The request =>
Type out every line below exactly as it reads.

Extracted records =>
● ● ● ● ● ● ●

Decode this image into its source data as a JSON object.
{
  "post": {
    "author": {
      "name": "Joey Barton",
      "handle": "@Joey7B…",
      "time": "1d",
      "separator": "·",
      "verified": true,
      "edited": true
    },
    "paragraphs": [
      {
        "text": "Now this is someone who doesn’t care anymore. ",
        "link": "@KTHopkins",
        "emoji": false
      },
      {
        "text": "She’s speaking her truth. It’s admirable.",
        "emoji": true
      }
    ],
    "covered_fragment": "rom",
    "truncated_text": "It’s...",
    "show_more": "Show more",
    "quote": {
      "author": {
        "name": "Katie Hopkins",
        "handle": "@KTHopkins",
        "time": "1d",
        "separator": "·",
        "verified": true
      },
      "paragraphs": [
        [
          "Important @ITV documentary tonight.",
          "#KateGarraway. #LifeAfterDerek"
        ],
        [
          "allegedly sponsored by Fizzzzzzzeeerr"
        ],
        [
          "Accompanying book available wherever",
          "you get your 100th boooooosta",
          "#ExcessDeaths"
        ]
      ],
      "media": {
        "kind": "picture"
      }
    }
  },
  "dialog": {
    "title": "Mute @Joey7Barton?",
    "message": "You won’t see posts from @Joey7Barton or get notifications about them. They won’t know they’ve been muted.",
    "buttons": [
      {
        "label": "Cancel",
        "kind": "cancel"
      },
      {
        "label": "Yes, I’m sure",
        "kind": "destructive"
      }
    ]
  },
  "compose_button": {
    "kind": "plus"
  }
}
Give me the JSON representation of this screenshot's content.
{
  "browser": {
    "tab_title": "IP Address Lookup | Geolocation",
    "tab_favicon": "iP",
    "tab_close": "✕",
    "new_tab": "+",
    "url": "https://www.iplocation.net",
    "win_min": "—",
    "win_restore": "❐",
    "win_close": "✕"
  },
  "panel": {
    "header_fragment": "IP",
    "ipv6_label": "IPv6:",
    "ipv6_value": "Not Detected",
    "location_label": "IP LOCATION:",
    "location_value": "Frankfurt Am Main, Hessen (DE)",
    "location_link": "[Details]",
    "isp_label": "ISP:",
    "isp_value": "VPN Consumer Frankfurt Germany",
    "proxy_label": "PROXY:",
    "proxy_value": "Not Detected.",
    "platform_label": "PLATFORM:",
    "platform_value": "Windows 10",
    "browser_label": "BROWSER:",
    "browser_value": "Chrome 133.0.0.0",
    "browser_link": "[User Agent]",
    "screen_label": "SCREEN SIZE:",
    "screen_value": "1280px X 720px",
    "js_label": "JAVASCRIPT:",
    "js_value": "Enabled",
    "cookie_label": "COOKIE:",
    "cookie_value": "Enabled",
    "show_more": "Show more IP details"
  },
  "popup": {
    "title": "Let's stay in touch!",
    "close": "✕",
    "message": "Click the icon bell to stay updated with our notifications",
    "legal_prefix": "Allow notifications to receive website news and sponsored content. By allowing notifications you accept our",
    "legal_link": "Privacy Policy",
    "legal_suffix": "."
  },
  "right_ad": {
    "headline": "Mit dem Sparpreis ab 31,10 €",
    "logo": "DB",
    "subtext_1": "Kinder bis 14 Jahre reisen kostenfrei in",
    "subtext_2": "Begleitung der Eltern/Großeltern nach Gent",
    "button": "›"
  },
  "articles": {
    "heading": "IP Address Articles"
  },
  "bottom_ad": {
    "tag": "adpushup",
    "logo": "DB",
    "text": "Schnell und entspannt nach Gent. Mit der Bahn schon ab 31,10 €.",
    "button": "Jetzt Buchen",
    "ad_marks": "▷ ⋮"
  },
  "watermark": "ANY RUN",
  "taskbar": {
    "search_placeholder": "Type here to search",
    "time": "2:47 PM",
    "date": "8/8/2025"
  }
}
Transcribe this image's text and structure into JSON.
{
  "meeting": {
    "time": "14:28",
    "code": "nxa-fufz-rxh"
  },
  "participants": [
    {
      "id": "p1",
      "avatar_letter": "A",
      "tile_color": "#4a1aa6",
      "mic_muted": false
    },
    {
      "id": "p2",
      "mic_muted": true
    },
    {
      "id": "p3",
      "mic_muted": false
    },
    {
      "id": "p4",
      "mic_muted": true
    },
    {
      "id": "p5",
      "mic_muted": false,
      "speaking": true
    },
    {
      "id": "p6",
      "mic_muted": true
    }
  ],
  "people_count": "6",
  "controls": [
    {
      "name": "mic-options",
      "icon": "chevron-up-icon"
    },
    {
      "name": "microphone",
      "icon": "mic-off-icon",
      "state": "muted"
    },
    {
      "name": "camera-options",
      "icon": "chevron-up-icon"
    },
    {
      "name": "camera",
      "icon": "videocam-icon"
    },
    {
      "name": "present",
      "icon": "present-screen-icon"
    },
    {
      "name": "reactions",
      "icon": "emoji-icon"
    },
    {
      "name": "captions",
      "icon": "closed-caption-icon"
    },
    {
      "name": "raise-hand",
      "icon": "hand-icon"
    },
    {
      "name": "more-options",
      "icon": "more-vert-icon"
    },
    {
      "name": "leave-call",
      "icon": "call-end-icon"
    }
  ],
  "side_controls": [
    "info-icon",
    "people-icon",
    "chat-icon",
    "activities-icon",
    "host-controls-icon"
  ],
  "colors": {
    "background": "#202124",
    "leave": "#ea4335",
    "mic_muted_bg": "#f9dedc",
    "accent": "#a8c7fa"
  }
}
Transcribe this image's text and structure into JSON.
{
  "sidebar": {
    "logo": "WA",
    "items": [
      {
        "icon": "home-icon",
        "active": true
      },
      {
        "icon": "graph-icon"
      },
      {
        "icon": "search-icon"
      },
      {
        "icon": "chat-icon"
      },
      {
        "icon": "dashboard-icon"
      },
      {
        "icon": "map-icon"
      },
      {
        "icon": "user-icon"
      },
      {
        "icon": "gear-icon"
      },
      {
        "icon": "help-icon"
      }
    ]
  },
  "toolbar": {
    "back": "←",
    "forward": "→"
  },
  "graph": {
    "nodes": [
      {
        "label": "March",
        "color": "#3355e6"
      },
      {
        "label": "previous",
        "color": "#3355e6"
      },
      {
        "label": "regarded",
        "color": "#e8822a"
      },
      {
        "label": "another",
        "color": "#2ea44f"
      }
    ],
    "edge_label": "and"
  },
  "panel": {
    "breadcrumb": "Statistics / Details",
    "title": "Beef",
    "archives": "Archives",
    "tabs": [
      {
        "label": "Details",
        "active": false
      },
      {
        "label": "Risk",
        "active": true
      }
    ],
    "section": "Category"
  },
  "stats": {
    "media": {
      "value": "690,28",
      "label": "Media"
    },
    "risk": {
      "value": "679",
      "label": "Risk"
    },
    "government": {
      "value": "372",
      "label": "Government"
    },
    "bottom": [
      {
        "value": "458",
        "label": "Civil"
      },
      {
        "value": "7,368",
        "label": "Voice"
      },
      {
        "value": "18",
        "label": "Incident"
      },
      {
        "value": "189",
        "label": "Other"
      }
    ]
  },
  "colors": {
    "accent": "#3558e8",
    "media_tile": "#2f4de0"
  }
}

● ● ● ● ● ● ●

Answer =>
Decode this image into its source data as a JSON object.
{
  "post": {
    "author": {
      "name": "Joey Barton",
      "handle": "@Joey7B…",
      "time": "1d",
      "separator": "·",
      "verified": true,
      "edited": true
    },
    "paragraphs": [
      {
        "text": "Now this is someone who doesn’t care anymore. ",
        "link": "@KTHopkins",
        "emoji": false
      },
      {
        "text": "She’s speaking her truth. It’s admirable.",
        "emoji": true
      }
    ],
    "covered_fragment": "rom",
    "truncated_text": "It’s...",
    "show_more": "Show more",
    "quote": {
      "author": {
        "name": "Katie Hopkins",
        "handle": "@KTHopkins",
        "time": "1d",
        "separator": "·",
        "verified": true
      },
      "paragraphs": [
        [
          "Important @ITV documentary tonight.",
          "#KateGarraway. #LifeAfterDerek"
        ],
        [
          "allegedly sponsored by Fizzzzzzzeeerr"
        ],
        [
          "Accompanying book available wherever",
          "you get your 100th boooooosta",
          "#ExcessDeaths"
        ]
      ],
      "media": {
        "kind": "picture"
      }
    }
  },
  "dialog": {
    "title": "Mute @Joey7Barton?",
    "message": "You won’t see posts from @Joey7Barton or get notifications about them. They won’t know they’ve been muted.",
    "buttons": [
      {
        "label": "Cancel",
        "kind": "cancel"
      },
      {
        "label": "Yes, I’m sure",
        "kind": "destructive"
      }
    ]
  },
  "compose_button": {
    "kind": "plus"
  }
}
Give me the JSON representation of this screenshot's content.
{
  "browser": {
    "tab_title": "IP Address Lookup | Geolocation",
    "tab_favicon": "iP",
    "tab_close": "✕",
    "new_tab": "+",
    "url": "https://www.iplocation.net",
    "win_min": "—",
    "win_restore": "❐",
    "win_close": "✕"
  },
  "panel": {
    "header_fragment": "IP",
    "ipv6_label": "IPv6:",
    "ipv6_value": "Not Detected",
    "location_label": "IP LOCATION:",
    "location_value": "Frankfurt Am Main, Hessen (DE)",
    "location_link": "[Details]",
    "isp_label": "ISP:",
    "isp_value": "VPN Consumer Frankfurt Germany",
    "proxy_label": "PROXY:",
    "proxy_value": "Not Detected.",
    "platform_label": "PLATFORM:",
    "platform_value": "Windows 10",
    "browser_label": "BROWSER:",
    "browser_value": "Chrome 133.0.0.0",
    "browser_link": "[User Agent]",
    "screen_label": "SCREEN SIZE:",
    "screen_value": "1280px X 720px",
    "js_label": "JAVASCRIPT:",
    "js_value": "Enabled",
    "cookie_label": "COOKIE:",
    "cookie_value": "Enabled",
    "show_more": "Show more IP details"
  },
  "popup": {
    "title": "Let's stay in touch!",
    "close": "✕",
    "message": "Click the icon bell to stay updated with our notifications",
    "legal_prefix": "Allow notifications to receive website news and sponsored content. By allowing notifications you accept our",
    "legal_link": "Privacy Policy",
    "legal_suffix": "."
  },
  "right_ad": {
    "headline": "Mit dem Sparpreis ab 31,10 €",
    "logo": "DB",
    "subtext_1": "Kinder bis 14 Jahre reisen kostenfrei in",
    "subtext_2": "Begleitung der Eltern/Großeltern nach Gent",
    "button": "›"
  },
  "articles": {
    "heading": "IP Address Articles"
  },
  "bottom_ad": {
    "tag": "adpushup",
    "logo": "DB",
    "text": "Schnell und entspannt nach Gent. Mit der Bahn schon ab 31,10 €.",
    "button": "Jetzt Buchen",
    "ad_marks": "▷ ⋮"
  },
  "watermark": "ANY RUN",
  "taskbar": {
    "search_placeholder": "Type here to search",
    "time": "2:47 PM",
    "date": "8/8/2025"
  }
}
Transcribe this image's text and structure into JSON.
{
  "meeting": {
    "time": "14:28",
    "code": "nxa-fufz-rxh"
  },
  "participants": [
    {
      "id": "p1",
      "avatar_letter": "A",
      "tile_color": "#4a1aa6",
      "mic_muted": false
    },
    {
      "id": "p2",
      "mic_muted": true
    },
    {
      "id": "p3",
      "mic_muted": false
    },
    {
      "id": "p4",
      "mic_muted": true
    },
    {
      "id": "p5",
      "mic_muted": false,
      "speaking": true
    },
    {
      "id": "p6",
      "mic_muted": true
    }
  ],
  "people_count": "6",
  "controls": [
    {
      "name": "mic-options",
      "icon": "chevron-up-icon"
    },
    {
      "name": "microphone",
      "icon": "mic-off-icon",
      "state": "muted"
    },
    {
      "name": "camera-options",
      "icon": "chevron-up-icon"
    },
    {
      "name": "camera",
      "icon": "videocam-icon"
    },
    {
      "name": "present",
      "icon": "present-screen-icon"
    },
    {
      "name": "reactions",
      "icon": "emoji-icon"
    },
    {
      "name": "captions",
      "icon": "closed-caption-icon"
    },
    {
      "name": "raise-hand",
      "icon": "hand-icon"
    },
    {
      "name": "more-options",
      "icon": "more-vert-icon"
    },
    {
      "name": "leave-call",
      "icon": "call-end-icon"
    }
  ],
  "side_controls": [
    "info-icon",
    "people-icon",
    "chat-icon",
    "activities-icon",
    "host-controls-icon"
  ],
  "colors": {
    "background": "#202124",
    "leave": "#ea4335",
    "mic_muted_bg": "#f9dedc",
    "accent": "#a8c7fa"
  }
}
Transcribe this image's text and structure into JSON.
{
  "sidebar": {
    "logo": "WA",
    "items": [
      {
        "icon": "home-icon",
        "active": true
      },
      {
        "icon": "graph-icon"
      },
      {
        "icon": "search-icon"
      },
      {
        "icon": "chat-icon"
      },
      {
        "icon": "dashboard-icon"
      },
      {
        "icon": "map-icon"
      },
      {
        "icon": "user-icon"
      },
      {
        "icon": "gear-icon"
      },
      {
        "icon": "help-icon"
      }
    ]
  },
  "toolbar": {
    "back": "←",
    "forward": "→"
  },
  "graph": {
    "nodes": [
      {
        "label": "March",
        "color": "#3355e6"
      },
      {
        "label": "previous",
        "color": "#3355e6"
      },
      {
        "label": "regarded",
        "color": "#e8822a"
      },
      {
        "label": "another",
        "color": "#2ea44f"
      }
    ],
    "edge_label": "and"
  },
  "panel": {
    "breadcrumb": "Statistics / Details",
    "title": "Beef",
    "archives": "Archives",
    "tabs": [
      {
        "label": "Details",
        "active": false
      },
      {
        "label": "Risk",
        "active": true
      }
    ],
    "section": "Category"
  },
  "stats": {
    "media": {
      "value": "690,28",
      "label": "Media"
    },
    "risk": {
      "value": "679",
      "label": "Risk"
    },
    "government": {
      "value": "372",
      "label": "Government"
    },
    "bottom": [
      {
        "value": "458",
        "label": "Civil"
      },
      {
        "value": "7,368",
        "label": "Voice"
      },
      {
        "value": "18",
        "label": "Incident"
      },
      {
        "value": "189",
        "label": "Other"
      }
    ]
  },
  "colors": {
    "accent": "#3558e8",
    "media_tile": "#2f4de0"
  }
}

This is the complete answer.